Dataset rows
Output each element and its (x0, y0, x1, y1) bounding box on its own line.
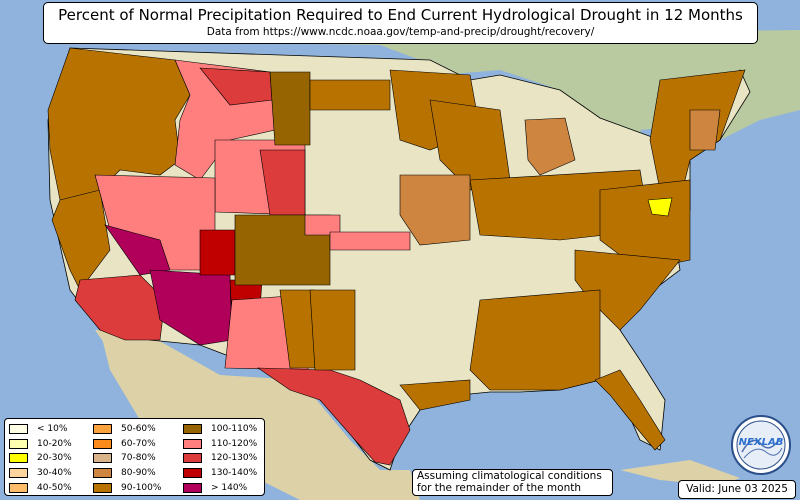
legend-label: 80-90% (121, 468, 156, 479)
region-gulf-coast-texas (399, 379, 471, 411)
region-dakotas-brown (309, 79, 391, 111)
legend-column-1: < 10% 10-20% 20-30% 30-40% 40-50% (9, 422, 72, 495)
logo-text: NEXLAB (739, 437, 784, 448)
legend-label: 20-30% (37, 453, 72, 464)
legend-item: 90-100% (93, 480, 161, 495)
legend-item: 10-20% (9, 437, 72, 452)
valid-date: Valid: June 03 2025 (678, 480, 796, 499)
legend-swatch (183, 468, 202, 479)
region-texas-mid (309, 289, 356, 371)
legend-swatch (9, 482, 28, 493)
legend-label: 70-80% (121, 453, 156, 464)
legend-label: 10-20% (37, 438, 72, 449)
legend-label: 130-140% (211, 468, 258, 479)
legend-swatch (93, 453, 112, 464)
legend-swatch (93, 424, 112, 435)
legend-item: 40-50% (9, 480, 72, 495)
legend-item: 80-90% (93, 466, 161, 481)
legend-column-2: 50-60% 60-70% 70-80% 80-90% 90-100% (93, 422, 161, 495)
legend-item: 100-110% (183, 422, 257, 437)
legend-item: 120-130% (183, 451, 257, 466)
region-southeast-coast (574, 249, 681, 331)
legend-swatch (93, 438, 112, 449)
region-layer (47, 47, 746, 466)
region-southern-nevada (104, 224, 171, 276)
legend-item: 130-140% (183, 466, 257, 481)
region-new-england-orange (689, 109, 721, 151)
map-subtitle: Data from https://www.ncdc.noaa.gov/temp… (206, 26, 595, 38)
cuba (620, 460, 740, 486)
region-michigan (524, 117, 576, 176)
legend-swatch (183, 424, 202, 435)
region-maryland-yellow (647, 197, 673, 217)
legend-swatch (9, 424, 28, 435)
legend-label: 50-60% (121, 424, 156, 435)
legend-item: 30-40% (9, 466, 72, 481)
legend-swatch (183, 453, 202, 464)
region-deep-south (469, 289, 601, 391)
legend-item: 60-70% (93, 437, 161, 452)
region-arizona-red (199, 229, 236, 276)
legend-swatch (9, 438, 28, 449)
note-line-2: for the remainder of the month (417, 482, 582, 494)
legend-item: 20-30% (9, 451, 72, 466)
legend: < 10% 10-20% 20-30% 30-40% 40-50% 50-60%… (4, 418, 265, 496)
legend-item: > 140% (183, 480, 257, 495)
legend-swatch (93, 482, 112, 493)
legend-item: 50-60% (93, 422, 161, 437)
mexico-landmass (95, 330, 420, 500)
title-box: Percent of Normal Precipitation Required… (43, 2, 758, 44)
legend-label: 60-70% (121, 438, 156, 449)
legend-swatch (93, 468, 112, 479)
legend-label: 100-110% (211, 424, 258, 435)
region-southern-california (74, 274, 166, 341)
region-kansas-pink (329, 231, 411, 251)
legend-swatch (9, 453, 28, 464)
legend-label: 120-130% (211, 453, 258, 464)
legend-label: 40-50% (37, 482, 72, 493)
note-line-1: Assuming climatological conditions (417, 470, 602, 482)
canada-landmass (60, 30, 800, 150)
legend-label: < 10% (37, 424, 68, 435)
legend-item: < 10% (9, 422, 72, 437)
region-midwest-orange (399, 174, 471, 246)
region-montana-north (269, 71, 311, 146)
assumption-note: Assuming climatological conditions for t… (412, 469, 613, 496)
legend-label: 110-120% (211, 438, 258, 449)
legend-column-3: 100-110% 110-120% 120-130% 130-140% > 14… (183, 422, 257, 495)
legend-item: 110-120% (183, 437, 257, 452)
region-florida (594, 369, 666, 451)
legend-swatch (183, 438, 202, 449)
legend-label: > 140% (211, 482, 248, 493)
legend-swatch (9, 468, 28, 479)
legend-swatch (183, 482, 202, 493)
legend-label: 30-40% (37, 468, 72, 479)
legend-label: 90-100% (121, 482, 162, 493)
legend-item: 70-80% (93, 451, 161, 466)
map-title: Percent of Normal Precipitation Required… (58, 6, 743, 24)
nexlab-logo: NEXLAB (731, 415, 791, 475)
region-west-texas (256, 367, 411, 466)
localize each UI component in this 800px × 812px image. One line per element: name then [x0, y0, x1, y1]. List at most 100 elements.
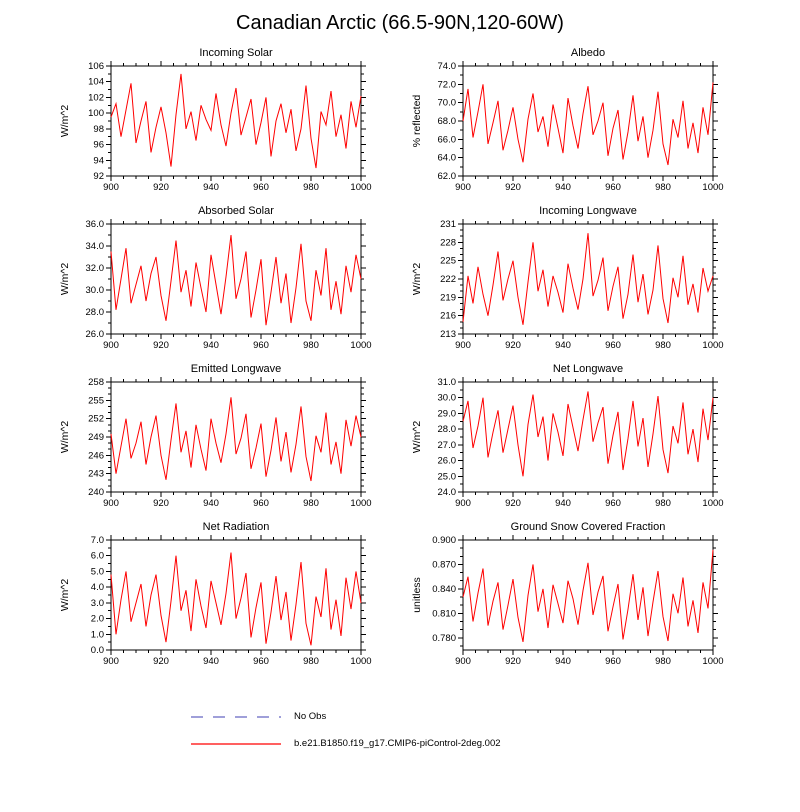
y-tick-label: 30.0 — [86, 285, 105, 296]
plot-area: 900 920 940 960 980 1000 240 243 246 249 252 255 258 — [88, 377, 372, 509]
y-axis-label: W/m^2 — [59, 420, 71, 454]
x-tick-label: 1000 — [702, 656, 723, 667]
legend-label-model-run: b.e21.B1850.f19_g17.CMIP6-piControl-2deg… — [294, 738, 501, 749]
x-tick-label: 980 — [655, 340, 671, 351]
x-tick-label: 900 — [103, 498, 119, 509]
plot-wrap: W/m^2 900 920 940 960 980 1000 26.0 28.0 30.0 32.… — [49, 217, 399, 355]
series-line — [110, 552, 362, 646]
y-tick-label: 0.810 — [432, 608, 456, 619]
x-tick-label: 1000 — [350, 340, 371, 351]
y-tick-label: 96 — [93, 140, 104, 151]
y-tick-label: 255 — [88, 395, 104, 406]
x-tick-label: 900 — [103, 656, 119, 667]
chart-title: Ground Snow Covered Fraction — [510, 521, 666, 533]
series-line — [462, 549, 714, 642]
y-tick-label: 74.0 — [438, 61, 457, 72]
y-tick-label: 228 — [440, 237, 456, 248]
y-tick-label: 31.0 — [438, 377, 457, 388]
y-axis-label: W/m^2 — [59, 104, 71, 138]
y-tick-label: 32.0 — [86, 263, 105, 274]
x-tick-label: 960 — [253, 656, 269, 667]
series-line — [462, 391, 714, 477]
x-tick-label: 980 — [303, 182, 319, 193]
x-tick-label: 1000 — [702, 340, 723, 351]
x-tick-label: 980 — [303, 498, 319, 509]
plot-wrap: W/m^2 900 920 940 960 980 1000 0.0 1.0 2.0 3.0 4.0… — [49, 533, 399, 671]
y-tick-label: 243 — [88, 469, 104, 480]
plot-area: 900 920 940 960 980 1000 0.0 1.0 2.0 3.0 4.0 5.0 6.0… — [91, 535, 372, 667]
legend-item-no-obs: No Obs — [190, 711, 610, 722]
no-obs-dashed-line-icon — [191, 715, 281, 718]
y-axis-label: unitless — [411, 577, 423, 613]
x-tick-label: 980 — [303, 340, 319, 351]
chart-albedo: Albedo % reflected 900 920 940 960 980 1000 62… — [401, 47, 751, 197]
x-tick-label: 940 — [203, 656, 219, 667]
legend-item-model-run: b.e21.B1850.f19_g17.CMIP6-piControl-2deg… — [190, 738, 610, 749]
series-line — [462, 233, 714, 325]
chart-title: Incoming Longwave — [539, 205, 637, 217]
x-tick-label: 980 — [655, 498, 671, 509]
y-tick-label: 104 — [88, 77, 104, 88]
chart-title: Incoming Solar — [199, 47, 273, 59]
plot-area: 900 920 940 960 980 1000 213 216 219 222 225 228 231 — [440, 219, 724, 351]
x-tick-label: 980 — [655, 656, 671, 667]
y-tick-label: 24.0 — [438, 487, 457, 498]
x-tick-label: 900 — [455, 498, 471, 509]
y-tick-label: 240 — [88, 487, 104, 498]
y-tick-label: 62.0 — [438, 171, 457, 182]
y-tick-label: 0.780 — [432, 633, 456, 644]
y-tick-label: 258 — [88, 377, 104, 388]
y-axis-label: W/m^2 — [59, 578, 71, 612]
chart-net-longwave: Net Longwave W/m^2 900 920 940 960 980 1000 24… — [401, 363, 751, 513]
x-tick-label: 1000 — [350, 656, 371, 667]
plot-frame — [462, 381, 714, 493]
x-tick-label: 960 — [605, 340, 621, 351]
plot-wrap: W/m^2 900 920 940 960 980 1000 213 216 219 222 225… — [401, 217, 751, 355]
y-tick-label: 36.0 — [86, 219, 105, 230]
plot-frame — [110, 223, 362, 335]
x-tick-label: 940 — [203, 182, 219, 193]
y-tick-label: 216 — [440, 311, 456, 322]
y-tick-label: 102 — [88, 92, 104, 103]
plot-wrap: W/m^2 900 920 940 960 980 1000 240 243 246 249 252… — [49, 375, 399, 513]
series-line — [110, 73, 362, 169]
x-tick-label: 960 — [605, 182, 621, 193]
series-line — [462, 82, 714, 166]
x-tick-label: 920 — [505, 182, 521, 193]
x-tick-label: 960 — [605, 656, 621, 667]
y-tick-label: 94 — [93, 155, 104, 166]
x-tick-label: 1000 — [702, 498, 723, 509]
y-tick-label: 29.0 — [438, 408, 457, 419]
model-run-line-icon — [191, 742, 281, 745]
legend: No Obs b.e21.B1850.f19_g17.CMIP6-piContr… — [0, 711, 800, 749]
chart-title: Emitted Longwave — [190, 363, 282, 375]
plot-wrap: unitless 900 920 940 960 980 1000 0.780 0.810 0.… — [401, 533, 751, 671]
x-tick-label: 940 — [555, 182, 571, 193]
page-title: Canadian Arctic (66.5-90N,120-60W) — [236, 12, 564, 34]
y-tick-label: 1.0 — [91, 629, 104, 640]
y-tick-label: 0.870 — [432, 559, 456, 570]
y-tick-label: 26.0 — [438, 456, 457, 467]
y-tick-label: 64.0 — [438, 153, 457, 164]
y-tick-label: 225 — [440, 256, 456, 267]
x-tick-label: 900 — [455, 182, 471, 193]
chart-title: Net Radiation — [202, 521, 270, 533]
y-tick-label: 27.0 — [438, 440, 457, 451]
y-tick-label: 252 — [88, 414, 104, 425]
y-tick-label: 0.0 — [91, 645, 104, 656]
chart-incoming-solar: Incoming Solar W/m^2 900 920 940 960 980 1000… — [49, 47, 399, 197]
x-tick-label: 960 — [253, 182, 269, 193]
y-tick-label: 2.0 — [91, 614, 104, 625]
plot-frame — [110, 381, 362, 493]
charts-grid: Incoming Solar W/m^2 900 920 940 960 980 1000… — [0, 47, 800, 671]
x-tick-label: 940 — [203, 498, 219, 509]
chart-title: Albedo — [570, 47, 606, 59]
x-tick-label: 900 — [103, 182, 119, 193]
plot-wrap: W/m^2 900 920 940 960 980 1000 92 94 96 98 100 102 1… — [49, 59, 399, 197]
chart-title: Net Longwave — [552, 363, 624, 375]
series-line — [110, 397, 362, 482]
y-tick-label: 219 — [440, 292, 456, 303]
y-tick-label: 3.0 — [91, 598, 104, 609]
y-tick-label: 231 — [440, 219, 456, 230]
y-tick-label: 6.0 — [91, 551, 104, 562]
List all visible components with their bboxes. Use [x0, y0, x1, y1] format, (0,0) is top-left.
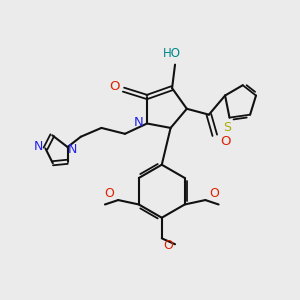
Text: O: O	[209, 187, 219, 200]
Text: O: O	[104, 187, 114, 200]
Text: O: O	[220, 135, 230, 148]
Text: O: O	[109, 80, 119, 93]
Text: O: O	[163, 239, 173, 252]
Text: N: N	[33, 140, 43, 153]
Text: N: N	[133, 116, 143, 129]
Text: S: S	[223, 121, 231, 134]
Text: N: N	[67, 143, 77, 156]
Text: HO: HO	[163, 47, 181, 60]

What the exercise asks: Quote verbatim the part of the material above that opens with the line containing "y-tick-label: 30.0 — [86, 285, 105, 296]" and closes with the line containing "plot-wrap: W/m^2 900 920 940 960 980 1000 26.0", including both of those lines.

Response to the exercise:
y-tick-label: 30.0 — [86, 285, 105, 296]
plot-area: 900 920 940 960 980 1000 240 243 246 249 252 255 258 — [88, 377, 372, 509]
y-axis-label: W/m^2 — [59, 420, 71, 454]
x-tick-label: 1000 — [702, 656, 723, 667]
legend-label-model-run: b.e21.B1850.f19_g17.CMIP6-piControl-2deg… — [294, 738, 501, 749]
x-tick-label: 980 — [655, 340, 671, 351]
x-tick-label: 900 — [103, 498, 119, 509]
plot-wrap: W/m^2 900 920 940 960 980 1000 26.0 28.0 30.0 32.… — [49, 217, 399, 355]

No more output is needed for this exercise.